**DATASET ROWS**
+ + + + +
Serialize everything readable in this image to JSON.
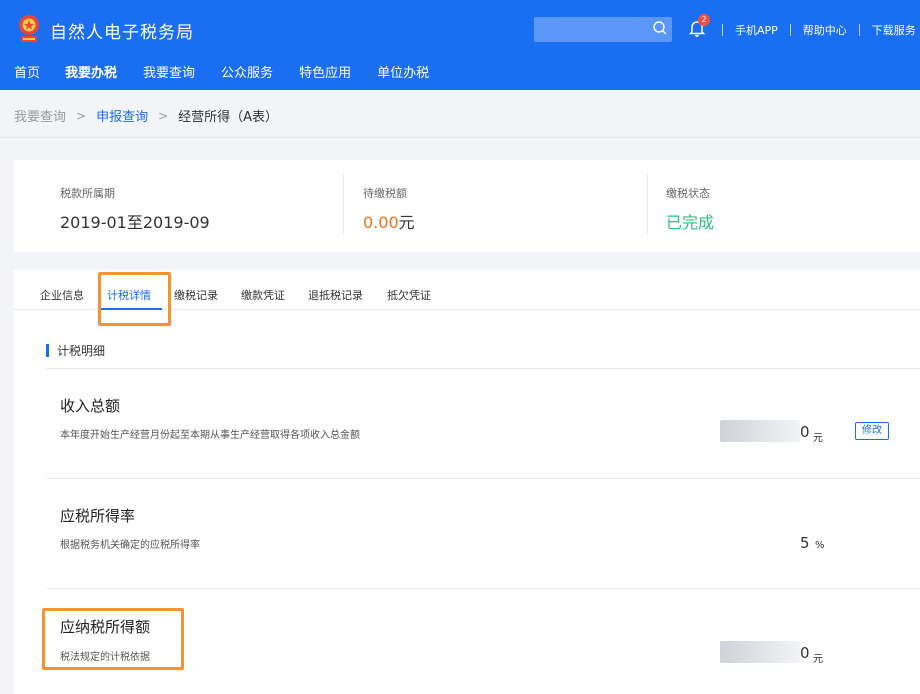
{
  "header": {
    "app_title": "自然人电子税务局",
    "notification_count": "2",
    "links": [
      "手机APP",
      "帮助中心",
      "下载服务"
    ]
  },
  "nav": {
    "items": [
      {
        "label": "首页"
      },
      {
        "label": "我要办税",
        "active": true
      },
      {
        "label": "我要查询"
      },
      {
        "label": "公众服务"
      },
      {
        "label": "特色应用"
      },
      {
        "label": "单位办税"
      }
    ]
  },
  "breadcrumb": {
    "level1": "我要查询",
    "level2": "申报查询",
    "current": "经营所得（A表）"
  },
  "summary": {
    "period_label": "税款所属期",
    "period_value": "2019-01至2019-09",
    "due_label": "待缴税额",
    "due_value": "0.00",
    "due_unit": "元",
    "status_label": "缴税状态",
    "status_value": "已完成"
  },
  "tabs": {
    "items": [
      "企业信息",
      "计税详情",
      "缴税记录",
      "缴款凭证",
      "退抵税记录",
      "抵欠凭证"
    ],
    "active_index": 1
  },
  "detail": {
    "section_title": "计税明细",
    "rows": [
      {
        "title": "收入总额",
        "desc": "本年度开始生产经营月份起至本期从事生产经营取得各项收入总金额",
        "value": "0",
        "unit": "元",
        "action": "修改"
      },
      {
        "title": "应税所得率",
        "desc": "根据税务机关确定的应税所得率",
        "value": "5",
        "unit": "%"
      },
      {
        "title": "应纳税所得额",
        "desc": "税法规定的计税依据",
        "value": "0",
        "unit": "元"
      }
    ]
  },
  "colors": {
    "brand_blue": "#1a6ef2",
    "highlight_orange": "#f7922f",
    "amount_orange": "#f2711c",
    "status_green": "#2ec07c"
  }
}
+ + + + +
**INSTRUCTIONS FOR THE TASK**
Without the pictures, transcribe the listing above exactly.

**RESULT OF THE TASK**
Serialize everything readable in this image to JSON.
{
  "header": {
    "app_title": "自然人电子税务局",
    "notification_count": "2",
    "links": [
      "手机APP",
      "帮助中心",
      "下载服务"
    ]
  },
  "nav": {
    "items": [
      {
        "label": "首页"
      },
      {
        "label": "我要办税",
        "active": true
      },
      {
        "label": "我要查询"
      },
      {
        "label": "公众服务"
      },
      {
        "label": "特色应用"
      },
      {
        "label": "单位办税"
      }
    ]
  },
  "breadcrumb": {
    "level1": "我要查询",
    "level2": "申报查询",
    "current": "经营所得（A表）"
  },
  "summary": {
    "period_label": "税款所属期",
    "period_value": "2019-01至2019-09",
    "due_label": "待缴税额",
    "due_value": "0.00",
    "due_unit": "元",
    "status_label": "缴税状态",
    "status_value": "已完成"
  },
  "tabs": {
    "items": [
      "企业信息",
      "计税详情",
      "缴税记录",
      "缴款凭证",
      "退抵税记录",
      "抵欠凭证"
    ],
    "active_index": 1
  },
  "detail": {
    "section_title": "计税明细",
    "rows": [
      {
        "title": "收入总额",
        "desc": "本年度开始生产经营月份起至本期从事生产经营取得各项收入总金额",
        "value": "0",
        "unit": "元",
        "action": "修改"
      },
      {
        "title": "应税所得率",
        "desc": "根据税务机关确定的应税所得率",
        "value": "5",
        "unit": "%"
      },
      {
        "title": "应纳税所得额",
        "desc": "税法规定的计税依据",
        "value": "0",
        "unit": "元"
      }
    ]
  },
  "colors": {
    "brand_blue": "#1a6ef2",
    "highlight_orange": "#f7922f",
    "amount_orange": "#f2711c",
    "status_green": "#2ec07c"
  }
}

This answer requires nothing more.